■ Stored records
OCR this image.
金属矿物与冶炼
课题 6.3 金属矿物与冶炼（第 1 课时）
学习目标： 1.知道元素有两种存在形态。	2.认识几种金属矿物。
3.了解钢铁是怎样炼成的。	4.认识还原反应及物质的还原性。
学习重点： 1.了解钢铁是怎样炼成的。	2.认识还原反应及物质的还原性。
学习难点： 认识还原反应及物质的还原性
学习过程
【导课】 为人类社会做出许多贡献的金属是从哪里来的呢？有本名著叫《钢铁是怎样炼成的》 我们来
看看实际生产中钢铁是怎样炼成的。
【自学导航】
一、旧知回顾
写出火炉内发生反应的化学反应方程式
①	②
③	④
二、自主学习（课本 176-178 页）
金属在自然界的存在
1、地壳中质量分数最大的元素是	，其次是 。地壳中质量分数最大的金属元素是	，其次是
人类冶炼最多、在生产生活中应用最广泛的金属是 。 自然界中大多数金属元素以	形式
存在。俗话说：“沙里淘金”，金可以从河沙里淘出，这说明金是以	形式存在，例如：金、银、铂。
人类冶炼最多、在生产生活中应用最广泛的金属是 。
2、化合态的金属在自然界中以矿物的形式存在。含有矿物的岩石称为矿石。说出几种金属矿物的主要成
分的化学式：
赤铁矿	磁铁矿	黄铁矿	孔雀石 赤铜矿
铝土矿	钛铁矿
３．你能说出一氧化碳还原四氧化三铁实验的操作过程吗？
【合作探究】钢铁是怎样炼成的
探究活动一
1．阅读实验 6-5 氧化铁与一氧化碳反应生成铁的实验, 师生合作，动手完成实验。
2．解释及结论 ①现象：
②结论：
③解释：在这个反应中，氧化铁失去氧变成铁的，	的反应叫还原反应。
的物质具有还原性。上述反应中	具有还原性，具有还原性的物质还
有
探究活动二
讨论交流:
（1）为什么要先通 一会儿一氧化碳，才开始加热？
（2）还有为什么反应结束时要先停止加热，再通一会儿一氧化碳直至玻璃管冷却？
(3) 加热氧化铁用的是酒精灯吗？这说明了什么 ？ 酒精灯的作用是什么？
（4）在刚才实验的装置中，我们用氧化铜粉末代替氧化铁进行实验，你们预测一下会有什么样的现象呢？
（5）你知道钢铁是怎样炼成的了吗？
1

■ Your goal
Pick out every line of the listing containing the word "认识还原反应及物质的还原性", and show those lines.

■ Reply to the task
3.了解钢铁是怎样炼成的。	4.认识还原反应及物质的还原性。
学习重点： 1.了解钢铁是怎样炼成的。	2.认识还原反应及物质的还原性。
学习难点： 认识还原反应及物质的还原性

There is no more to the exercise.